§ Stated goal
Only a number is wanted: how many lines in the records below contain "NIGHT"?

>>>>>

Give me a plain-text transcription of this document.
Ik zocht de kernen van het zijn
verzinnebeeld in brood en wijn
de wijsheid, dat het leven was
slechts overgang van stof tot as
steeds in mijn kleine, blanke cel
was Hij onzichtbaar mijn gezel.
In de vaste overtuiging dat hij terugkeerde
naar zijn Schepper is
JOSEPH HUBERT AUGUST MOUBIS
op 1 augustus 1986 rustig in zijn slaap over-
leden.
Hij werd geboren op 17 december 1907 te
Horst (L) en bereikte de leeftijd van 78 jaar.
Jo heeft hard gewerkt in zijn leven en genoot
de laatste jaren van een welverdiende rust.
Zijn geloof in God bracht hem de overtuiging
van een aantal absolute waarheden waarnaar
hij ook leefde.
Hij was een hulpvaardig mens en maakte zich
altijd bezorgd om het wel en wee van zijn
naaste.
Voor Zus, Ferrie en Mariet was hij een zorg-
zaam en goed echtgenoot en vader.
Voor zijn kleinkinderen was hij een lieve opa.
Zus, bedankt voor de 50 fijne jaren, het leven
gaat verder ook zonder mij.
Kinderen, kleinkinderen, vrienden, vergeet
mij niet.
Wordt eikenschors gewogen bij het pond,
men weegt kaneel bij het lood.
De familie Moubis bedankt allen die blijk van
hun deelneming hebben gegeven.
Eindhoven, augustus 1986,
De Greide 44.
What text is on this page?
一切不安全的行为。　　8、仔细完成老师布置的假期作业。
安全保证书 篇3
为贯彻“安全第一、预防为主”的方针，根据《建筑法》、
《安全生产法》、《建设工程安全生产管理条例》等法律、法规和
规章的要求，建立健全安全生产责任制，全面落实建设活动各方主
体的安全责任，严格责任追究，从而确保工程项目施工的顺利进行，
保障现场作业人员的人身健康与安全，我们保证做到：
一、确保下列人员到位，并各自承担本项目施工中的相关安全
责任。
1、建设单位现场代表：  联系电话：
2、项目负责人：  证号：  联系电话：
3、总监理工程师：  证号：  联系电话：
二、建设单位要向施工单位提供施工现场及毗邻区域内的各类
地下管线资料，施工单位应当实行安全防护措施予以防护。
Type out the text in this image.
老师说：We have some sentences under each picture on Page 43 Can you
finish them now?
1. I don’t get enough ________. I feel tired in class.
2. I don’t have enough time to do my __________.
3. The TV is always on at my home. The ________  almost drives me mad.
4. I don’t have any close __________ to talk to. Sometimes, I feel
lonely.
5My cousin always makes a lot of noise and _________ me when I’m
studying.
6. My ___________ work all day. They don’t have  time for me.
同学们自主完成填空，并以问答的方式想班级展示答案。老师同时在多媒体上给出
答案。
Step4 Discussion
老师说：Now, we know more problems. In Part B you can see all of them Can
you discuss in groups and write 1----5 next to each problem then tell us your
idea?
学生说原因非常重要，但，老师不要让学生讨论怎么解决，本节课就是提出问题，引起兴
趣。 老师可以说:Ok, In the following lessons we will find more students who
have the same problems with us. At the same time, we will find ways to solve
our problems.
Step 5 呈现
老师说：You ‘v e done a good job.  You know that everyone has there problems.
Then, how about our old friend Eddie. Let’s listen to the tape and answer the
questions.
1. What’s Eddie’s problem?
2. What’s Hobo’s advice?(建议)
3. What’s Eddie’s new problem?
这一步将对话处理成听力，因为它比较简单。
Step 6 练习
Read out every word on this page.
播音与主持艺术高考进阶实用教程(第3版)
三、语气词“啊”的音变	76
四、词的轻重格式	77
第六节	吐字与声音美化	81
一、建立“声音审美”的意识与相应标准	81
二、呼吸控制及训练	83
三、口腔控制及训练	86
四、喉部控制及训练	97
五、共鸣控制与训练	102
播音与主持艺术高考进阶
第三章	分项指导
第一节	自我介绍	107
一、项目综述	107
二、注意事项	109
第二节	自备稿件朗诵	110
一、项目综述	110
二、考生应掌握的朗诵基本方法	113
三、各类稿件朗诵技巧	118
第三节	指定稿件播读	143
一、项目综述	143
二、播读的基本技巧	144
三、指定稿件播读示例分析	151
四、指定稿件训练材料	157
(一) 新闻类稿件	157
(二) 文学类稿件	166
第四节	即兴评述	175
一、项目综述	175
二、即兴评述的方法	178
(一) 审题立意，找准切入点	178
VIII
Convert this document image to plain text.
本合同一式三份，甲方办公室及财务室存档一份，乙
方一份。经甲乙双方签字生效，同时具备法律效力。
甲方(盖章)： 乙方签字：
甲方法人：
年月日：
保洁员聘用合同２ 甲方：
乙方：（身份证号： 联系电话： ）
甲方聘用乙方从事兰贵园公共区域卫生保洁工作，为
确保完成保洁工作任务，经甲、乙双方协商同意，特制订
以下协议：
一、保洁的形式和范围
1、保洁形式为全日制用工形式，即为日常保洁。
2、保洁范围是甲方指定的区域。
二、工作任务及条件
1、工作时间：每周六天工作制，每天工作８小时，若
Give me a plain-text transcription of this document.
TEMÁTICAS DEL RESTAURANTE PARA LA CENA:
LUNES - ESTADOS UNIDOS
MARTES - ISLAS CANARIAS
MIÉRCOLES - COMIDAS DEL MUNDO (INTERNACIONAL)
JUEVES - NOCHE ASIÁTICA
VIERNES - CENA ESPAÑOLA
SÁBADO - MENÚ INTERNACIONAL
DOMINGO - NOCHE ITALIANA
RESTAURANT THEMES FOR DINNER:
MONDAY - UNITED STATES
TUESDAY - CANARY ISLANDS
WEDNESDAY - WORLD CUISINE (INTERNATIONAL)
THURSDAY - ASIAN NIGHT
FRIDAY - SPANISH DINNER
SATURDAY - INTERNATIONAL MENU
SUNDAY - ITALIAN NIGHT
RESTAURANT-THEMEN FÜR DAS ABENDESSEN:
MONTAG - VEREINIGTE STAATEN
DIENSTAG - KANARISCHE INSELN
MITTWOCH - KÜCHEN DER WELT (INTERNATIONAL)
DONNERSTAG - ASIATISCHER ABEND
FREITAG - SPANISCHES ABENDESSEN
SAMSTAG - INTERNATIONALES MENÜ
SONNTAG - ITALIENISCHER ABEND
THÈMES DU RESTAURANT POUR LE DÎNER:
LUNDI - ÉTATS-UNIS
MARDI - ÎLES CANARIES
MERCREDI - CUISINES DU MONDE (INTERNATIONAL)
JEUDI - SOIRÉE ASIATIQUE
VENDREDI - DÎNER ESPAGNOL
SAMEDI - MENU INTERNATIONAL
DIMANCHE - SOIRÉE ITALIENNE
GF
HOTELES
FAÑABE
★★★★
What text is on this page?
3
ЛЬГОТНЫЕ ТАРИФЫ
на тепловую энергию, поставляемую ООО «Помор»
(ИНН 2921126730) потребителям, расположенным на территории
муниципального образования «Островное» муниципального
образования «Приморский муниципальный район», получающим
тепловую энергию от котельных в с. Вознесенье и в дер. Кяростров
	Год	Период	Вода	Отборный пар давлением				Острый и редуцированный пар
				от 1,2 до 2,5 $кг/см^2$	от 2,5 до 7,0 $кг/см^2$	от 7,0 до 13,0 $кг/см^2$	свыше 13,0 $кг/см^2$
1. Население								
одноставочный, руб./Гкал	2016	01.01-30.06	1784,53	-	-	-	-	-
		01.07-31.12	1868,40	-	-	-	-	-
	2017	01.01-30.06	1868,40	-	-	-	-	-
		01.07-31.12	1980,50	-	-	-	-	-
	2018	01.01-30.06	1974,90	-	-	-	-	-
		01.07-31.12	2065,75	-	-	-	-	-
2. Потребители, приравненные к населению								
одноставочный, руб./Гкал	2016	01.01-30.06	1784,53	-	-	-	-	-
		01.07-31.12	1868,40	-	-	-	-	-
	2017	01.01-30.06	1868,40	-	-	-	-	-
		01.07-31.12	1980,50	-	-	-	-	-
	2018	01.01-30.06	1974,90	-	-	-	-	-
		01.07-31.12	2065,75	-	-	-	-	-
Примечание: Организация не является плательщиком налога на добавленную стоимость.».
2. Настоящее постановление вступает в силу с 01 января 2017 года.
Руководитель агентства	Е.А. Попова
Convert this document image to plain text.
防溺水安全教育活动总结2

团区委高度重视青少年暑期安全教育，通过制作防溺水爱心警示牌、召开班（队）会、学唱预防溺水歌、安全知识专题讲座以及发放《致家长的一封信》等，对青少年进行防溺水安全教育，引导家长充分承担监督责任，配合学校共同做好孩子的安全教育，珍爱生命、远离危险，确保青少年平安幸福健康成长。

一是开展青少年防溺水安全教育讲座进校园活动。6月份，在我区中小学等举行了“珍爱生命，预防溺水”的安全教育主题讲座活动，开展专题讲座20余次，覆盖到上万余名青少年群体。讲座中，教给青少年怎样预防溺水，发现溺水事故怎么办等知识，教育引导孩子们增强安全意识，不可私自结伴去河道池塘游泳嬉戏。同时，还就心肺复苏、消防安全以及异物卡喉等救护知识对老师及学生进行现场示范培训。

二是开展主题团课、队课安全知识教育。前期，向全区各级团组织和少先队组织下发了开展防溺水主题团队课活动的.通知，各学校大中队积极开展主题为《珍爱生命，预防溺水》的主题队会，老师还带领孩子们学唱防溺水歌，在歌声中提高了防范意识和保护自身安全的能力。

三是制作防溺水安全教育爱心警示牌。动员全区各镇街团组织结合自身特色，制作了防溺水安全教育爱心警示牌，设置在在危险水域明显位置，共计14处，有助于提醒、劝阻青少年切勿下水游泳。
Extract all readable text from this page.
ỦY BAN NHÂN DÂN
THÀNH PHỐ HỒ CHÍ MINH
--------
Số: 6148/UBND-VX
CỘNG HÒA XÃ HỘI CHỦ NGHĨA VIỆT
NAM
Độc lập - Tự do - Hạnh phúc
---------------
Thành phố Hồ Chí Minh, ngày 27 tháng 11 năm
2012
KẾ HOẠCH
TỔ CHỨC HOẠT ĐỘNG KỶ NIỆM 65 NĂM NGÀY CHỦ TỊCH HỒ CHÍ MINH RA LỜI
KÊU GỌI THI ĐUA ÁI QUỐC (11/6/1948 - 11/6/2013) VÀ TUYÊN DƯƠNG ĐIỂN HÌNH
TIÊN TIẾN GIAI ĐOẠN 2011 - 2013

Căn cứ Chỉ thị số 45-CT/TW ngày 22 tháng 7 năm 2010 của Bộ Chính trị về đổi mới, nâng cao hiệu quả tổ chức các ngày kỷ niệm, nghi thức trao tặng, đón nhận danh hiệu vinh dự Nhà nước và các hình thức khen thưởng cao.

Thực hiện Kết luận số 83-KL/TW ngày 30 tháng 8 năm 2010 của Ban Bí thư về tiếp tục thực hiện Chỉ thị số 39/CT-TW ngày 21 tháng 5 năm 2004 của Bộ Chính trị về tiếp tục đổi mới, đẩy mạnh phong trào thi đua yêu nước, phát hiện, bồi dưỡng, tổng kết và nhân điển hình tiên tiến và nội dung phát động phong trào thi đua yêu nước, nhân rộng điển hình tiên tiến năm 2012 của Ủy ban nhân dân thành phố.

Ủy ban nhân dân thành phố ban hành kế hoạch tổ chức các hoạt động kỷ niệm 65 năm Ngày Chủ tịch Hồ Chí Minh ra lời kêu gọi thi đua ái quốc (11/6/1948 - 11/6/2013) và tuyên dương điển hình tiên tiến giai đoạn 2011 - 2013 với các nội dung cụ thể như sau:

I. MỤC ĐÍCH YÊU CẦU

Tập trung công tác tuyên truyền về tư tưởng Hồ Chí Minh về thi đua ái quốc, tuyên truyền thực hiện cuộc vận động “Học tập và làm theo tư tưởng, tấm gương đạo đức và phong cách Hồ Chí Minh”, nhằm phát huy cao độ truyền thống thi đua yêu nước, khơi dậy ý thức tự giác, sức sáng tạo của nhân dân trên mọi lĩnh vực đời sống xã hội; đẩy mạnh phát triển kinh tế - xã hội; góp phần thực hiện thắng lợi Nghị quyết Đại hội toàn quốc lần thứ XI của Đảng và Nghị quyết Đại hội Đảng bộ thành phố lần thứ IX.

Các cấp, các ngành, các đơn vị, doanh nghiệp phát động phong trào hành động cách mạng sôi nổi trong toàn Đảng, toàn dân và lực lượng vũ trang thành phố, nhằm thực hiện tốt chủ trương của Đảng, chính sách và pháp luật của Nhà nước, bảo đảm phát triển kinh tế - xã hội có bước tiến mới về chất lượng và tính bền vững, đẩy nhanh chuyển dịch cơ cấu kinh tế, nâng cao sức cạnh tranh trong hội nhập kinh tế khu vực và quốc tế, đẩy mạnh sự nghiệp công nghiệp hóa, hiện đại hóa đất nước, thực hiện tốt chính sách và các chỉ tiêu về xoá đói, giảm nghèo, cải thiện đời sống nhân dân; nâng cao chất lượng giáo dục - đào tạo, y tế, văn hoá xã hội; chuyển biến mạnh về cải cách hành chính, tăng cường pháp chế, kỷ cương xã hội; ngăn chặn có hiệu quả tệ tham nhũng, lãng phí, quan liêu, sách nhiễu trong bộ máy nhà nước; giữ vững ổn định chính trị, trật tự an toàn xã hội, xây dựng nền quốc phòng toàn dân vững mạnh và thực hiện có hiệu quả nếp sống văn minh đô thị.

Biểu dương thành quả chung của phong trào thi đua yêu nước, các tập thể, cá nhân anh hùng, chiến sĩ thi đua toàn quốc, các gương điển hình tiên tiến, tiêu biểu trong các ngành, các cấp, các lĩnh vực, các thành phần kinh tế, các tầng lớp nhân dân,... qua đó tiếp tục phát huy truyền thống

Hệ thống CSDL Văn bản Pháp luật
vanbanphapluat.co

<<<<<

§ Full output
2